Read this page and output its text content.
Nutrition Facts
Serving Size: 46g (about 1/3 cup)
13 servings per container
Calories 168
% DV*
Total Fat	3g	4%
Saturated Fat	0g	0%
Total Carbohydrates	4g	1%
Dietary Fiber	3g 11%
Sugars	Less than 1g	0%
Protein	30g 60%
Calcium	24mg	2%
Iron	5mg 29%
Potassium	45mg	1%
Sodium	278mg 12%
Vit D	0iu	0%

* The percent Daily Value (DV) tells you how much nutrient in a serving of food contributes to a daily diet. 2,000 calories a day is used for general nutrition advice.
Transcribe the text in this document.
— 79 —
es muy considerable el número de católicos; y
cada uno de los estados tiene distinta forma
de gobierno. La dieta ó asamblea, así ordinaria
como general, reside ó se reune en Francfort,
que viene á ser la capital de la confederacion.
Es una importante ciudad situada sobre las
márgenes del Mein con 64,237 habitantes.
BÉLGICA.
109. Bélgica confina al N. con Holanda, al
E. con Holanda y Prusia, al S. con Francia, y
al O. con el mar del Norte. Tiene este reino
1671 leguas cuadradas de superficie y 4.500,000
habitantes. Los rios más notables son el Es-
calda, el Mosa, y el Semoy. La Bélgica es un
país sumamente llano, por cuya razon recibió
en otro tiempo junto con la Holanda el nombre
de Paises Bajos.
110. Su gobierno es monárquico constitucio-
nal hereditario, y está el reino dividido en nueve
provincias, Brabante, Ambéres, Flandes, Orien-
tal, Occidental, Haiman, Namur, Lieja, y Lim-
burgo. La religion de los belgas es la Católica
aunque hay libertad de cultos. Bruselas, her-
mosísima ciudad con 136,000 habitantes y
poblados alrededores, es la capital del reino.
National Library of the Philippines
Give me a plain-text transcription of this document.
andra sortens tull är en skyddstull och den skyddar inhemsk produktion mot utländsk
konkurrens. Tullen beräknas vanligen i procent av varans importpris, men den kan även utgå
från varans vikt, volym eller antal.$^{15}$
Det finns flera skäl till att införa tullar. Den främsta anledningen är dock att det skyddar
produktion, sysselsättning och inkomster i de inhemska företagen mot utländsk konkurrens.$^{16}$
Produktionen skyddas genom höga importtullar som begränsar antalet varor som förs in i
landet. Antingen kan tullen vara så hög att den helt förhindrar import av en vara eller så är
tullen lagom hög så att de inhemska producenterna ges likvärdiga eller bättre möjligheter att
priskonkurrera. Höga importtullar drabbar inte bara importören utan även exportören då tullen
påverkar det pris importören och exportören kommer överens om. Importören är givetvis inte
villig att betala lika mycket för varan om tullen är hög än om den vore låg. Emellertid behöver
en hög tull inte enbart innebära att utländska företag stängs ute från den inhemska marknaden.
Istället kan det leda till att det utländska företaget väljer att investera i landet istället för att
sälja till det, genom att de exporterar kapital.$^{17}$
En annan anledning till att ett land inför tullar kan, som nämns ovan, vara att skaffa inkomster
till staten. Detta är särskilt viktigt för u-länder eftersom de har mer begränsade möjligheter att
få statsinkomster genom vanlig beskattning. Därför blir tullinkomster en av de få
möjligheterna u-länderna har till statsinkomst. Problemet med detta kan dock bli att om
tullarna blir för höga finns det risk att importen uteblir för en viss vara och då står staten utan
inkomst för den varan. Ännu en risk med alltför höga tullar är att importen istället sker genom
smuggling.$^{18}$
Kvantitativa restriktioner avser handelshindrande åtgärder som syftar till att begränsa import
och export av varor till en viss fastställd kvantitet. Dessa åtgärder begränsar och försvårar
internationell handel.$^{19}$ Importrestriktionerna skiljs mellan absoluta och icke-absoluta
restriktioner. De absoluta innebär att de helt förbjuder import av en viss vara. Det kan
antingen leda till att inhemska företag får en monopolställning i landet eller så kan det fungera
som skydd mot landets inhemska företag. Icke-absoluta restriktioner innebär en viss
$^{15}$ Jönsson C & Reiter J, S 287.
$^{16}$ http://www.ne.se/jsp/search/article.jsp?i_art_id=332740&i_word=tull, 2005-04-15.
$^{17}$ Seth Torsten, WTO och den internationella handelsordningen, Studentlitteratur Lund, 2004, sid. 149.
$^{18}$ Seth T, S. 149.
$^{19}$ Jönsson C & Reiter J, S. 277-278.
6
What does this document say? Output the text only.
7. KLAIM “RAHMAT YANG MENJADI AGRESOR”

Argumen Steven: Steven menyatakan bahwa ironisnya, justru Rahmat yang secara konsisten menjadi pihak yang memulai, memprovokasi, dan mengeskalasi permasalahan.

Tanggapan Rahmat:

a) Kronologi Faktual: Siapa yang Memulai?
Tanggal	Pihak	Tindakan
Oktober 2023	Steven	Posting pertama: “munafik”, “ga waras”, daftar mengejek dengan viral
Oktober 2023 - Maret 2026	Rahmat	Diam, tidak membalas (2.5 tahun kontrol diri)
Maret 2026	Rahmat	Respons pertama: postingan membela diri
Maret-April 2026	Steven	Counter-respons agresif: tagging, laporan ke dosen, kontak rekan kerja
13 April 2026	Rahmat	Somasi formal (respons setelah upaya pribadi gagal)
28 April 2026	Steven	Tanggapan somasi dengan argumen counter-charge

WHAT THE TASK REQUIRES: The result should be every line that contains "finns", copied from the entries.

TASK ANSWER:
Det finns flera skäl till att införa tullar. Den främsta anledningen är dock att det skyddar
tullarna blir för höga finns det risk att importen uteblir för en viss vara och då står staten utan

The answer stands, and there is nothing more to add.